→ **What to work on**: Restate the full set of records exactly, word for word.

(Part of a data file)
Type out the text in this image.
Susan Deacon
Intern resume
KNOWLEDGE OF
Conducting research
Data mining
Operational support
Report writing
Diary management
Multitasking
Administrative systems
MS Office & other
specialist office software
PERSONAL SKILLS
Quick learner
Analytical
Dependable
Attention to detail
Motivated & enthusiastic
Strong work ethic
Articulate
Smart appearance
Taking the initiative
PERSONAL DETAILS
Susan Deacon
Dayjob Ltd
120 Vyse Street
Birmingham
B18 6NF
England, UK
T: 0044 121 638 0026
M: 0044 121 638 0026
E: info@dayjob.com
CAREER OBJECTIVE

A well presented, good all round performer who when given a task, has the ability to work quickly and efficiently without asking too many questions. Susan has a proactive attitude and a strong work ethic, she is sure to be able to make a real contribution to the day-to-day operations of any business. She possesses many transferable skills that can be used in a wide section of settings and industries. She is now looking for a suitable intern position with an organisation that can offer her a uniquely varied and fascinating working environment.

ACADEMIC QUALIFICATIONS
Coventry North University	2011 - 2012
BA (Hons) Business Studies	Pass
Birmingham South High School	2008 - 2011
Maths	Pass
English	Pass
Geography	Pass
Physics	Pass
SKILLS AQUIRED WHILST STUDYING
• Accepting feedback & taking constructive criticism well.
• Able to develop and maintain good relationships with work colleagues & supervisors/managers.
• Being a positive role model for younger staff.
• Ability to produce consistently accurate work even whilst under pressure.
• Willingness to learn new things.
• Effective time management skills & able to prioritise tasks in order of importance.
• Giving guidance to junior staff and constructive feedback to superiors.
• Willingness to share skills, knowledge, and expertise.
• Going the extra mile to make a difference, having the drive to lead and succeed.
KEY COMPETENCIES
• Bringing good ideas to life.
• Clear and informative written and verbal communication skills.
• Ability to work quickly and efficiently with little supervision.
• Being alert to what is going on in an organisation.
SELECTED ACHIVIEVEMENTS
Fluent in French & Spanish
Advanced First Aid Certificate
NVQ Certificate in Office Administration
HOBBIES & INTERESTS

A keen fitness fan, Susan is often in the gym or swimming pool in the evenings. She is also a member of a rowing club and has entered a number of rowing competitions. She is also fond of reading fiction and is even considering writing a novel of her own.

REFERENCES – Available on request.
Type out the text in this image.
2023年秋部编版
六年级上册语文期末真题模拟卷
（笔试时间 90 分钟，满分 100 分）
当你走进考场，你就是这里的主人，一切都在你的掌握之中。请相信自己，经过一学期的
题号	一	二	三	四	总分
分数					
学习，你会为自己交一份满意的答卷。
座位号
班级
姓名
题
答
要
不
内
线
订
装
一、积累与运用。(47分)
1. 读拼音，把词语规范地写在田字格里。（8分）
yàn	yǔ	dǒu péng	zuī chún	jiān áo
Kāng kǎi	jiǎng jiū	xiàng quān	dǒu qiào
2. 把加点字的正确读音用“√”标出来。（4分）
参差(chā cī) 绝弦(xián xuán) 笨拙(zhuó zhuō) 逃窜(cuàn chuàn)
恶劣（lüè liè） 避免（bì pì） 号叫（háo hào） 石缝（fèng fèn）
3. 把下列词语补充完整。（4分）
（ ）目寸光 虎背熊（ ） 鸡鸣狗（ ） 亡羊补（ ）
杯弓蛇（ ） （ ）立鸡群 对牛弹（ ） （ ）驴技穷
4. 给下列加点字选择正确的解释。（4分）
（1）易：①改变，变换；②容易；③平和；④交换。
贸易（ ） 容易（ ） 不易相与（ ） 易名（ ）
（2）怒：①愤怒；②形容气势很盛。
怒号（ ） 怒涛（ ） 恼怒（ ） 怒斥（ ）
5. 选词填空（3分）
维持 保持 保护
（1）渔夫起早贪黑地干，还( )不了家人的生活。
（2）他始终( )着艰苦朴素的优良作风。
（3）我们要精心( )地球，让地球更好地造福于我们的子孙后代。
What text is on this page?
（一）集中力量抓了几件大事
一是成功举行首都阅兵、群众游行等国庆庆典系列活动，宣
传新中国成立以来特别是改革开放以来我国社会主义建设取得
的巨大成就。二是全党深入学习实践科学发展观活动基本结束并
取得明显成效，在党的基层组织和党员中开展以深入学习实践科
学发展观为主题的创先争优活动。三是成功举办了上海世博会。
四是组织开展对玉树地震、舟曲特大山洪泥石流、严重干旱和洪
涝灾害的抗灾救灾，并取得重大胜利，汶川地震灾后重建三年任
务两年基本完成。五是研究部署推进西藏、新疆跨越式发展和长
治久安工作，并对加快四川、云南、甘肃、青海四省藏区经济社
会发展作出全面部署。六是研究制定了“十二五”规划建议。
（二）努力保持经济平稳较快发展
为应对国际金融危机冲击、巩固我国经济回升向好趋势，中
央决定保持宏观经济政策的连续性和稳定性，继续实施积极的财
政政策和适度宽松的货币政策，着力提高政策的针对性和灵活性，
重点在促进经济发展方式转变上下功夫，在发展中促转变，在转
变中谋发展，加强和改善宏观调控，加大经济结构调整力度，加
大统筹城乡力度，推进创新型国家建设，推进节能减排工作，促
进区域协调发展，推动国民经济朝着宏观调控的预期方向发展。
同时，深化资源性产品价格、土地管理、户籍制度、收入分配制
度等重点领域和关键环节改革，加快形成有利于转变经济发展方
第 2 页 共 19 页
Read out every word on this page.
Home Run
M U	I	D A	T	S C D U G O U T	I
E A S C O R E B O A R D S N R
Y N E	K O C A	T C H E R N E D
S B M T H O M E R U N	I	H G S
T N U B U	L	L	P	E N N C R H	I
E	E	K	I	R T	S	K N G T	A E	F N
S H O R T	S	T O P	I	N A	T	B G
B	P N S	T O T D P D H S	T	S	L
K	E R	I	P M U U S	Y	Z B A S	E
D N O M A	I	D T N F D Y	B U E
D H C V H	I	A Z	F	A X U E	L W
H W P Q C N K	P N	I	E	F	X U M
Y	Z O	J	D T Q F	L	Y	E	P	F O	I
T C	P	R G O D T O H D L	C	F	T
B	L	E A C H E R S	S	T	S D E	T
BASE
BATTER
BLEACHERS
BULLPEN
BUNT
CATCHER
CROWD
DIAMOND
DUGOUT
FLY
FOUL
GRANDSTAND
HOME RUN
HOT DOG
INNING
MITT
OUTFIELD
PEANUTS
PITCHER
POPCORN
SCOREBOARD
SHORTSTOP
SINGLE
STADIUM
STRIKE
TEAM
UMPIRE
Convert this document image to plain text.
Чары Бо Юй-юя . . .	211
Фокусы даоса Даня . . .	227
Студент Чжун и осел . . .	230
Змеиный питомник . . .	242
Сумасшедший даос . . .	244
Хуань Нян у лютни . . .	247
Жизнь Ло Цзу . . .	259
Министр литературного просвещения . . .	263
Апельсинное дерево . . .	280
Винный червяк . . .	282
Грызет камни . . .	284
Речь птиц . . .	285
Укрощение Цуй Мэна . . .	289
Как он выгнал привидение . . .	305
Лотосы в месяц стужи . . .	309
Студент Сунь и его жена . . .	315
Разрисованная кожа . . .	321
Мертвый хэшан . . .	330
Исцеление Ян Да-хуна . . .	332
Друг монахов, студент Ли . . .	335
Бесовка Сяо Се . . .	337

→ **Exercise answer**:
Type out the text in this image.
Susan Deacon
Intern resume
KNOWLEDGE OF
Conducting research
Data mining
Operational support
Report writing
Diary management
Multitasking
Administrative systems
MS Office & other
specialist office software
PERSONAL SKILLS
Quick learner
Analytical
Dependable
Attention to detail
Motivated & enthusiastic
Strong work ethic
Articulate
Smart appearance
Taking the initiative
PERSONAL DETAILS
Susan Deacon
Dayjob Ltd
120 Vyse Street
Birmingham
B18 6NF
England, UK
T: 0044 121 638 0026
M: 0044 121 638 0026
E: info@dayjob.com
CAREER OBJECTIVE

A well presented, good all round performer who when given a task, has the ability to work quickly and efficiently without asking too many questions. Susan has a proactive attitude and a strong work ethic, she is sure to be able to make a real contribution to the day-to-day operations of any business. She possesses many transferable skills that can be used in a wide section of settings and industries. She is now looking for a suitable intern position with an organisation that can offer her a uniquely varied and fascinating working environment.

ACADEMIC QUALIFICATIONS
Coventry North University	2011 - 2012
BA (Hons) Business Studies	Pass
Birmingham South High School	2008 - 2011
Maths	Pass
English	Pass
Geography	Pass
Physics	Pass
SKILLS AQUIRED WHILST STUDYING
• Accepting feedback & taking constructive criticism well.
• Able to develop and maintain good relationships with work colleagues & supervisors/managers.
• Being a positive role model for younger staff.
• Ability to produce consistently accurate work even whilst under pressure.
• Willingness to learn new things.
• Effective time management skills & able to prioritise tasks in order of importance.
• Giving guidance to junior staff and constructive feedback to superiors.
• Willingness to share skills, knowledge, and expertise.
• Going the extra mile to make a difference, having the drive to lead and succeed.
KEY COMPETENCIES
• Bringing good ideas to life.
• Clear and informative written and verbal communication skills.
• Ability to work quickly and efficiently with little supervision.
• Being alert to what is going on in an organisation.
SELECTED ACHIVIEVEMENTS
Fluent in French & Spanish
Advanced First Aid Certificate
NVQ Certificate in Office Administration
HOBBIES & INTERESTS

A keen fitness fan, Susan is often in the gym or swimming pool in the evenings. She is also a member of a rowing club and has entered a number of rowing competitions. She is also fond of reading fiction and is even considering writing a novel of her own.

REFERENCES – Available on request.
Type out the text in this image.
2023年秋部编版
六年级上册语文期末真题模拟卷
（笔试时间 90 分钟，满分 100 分）
当你走进考场，你就是这里的主人，一切都在你的掌握之中。请相信自己，经过一学期的
题号	一	二	三	四	总分
分数					
学习，你会为自己交一份满意的答卷。
座位号
班级
姓名
题
答
要
不
内
线
订
装
一、积累与运用。(47分)
1. 读拼音，把词语规范地写在田字格里。（8分）
yàn	yǔ	dǒu péng	zuī chún	jiān áo
Kāng kǎi	jiǎng jiū	xiàng quān	dǒu qiào
2. 把加点字的正确读音用“√”标出来。（4分）
参差(chā cī) 绝弦(xián xuán) 笨拙(zhuó zhuō) 逃窜(cuàn chuàn)
恶劣（lüè liè） 避免（bì pì） 号叫（háo hào） 石缝（fèng fèn）
3. 把下列词语补充完整。（4分）
（ ）目寸光 虎背熊（ ） 鸡鸣狗（ ） 亡羊补（ ）
杯弓蛇（ ） （ ）立鸡群 对牛弹（ ） （ ）驴技穷
4. 给下列加点字选择正确的解释。（4分）
（1）易：①改变，变换；②容易；③平和；④交换。
贸易（ ） 容易（ ） 不易相与（ ） 易名（ ）
（2）怒：①愤怒；②形容气势很盛。
怒号（ ） 怒涛（ ） 恼怒（ ） 怒斥（ ）
5. 选词填空（3分）
维持 保持 保护
（1）渔夫起早贪黑地干，还( )不了家人的生活。
（2）他始终( )着艰苦朴素的优良作风。
（3）我们要精心( )地球，让地球更好地造福于我们的子孙后代。
What text is on this page?
（一）集中力量抓了几件大事
一是成功举行首都阅兵、群众游行等国庆庆典系列活动，宣
传新中国成立以来特别是改革开放以来我国社会主义建设取得
的巨大成就。二是全党深入学习实践科学发展观活动基本结束并
取得明显成效，在党的基层组织和党员中开展以深入学习实践科
学发展观为主题的创先争优活动。三是成功举办了上海世博会。
四是组织开展对玉树地震、舟曲特大山洪泥石流、严重干旱和洪
涝灾害的抗灾救灾，并取得重大胜利，汶川地震灾后重建三年任
务两年基本完成。五是研究部署推进西藏、新疆跨越式发展和长
治久安工作，并对加快四川、云南、甘肃、青海四省藏区经济社
会发展作出全面部署。六是研究制定了“十二五”规划建议。
（二）努力保持经济平稳较快发展
为应对国际金融危机冲击、巩固我国经济回升向好趋势，中
央决定保持宏观经济政策的连续性和稳定性，继续实施积极的财
政政策和适度宽松的货币政策，着力提高政策的针对性和灵活性，
重点在促进经济发展方式转变上下功夫，在发展中促转变，在转
变中谋发展，加强和改善宏观调控，加大经济结构调整力度，加
大统筹城乡力度，推进创新型国家建设，推进节能减排工作，促
进区域协调发展，推动国民经济朝着宏观调控的预期方向发展。
同时，深化资源性产品价格、土地管理、户籍制度、收入分配制
度等重点领域和关键环节改革，加快形成有利于转变经济发展方
第 2 页 共 19 页
Read out every word on this page.
Home Run
M U	I	D A	T	S C D U G O U T	I
E A S C O R E B O A R D S N R
Y N E	K O C A	T C H E R N E D
S B M T H O M E R U N	I	H G S
T N U B U	L	L	P	E N N C R H	I
E	E	K	I	R T	S	K N G T	A E	F N
S H O R T	S	T O P	I	N A	T	B G
B	P N S	T O T D P D H S	T	S	L
K	E R	I	P M U U S	Y	Z B A S	E
D N O M A	I	D T N F D Y	B U E
D H C V H	I	A Z	F	A X U E	L W
H W P Q C N K	P N	I	E	F	X U M
Y	Z O	J	D T Q F	L	Y	E	P	F O	I
T C	P	R G O D T O H D L	C	F	T
B	L	E A C H E R S	S	T	S D E	T
BASE
BATTER
BLEACHERS
BULLPEN
BUNT
CATCHER
CROWD
DIAMOND
DUGOUT
FLY
FOUL
GRANDSTAND
HOME RUN
HOT DOG
INNING
MITT
OUTFIELD
PEANUTS
PITCHER
POPCORN
SCOREBOARD
SHORTSTOP
SINGLE
STADIUM
STRIKE
TEAM
UMPIRE
Convert this document image to plain text.
Чары Бо Юй-юя . . .	211
Фокусы даоса Даня . . .	227
Студент Чжун и осел . . .	230
Змеиный питомник . . .	242
Сумасшедший даос . . .	244
Хуань Нян у лютни . . .	247
Жизнь Ло Цзу . . .	259
Министр литературного просвещения . . .	263
Апельсинное дерево . . .	280
Винный червяк . . .	282
Грызет камни . . .	284
Речь птиц . . .	285
Укрощение Цуй Мэна . . .	289
Как он выгнал привидение . . .	305
Лотосы в месяц стужи . . .	309
Студент Сунь и его жена . . .	315
Разрисованная кожа . . .	321
Мертвый хэшан . . .	330
Исцеление Ян Да-хуна . . .	332
Друг монахов, студент Ли . . .	335
Бесовка Сяо Се . . .	337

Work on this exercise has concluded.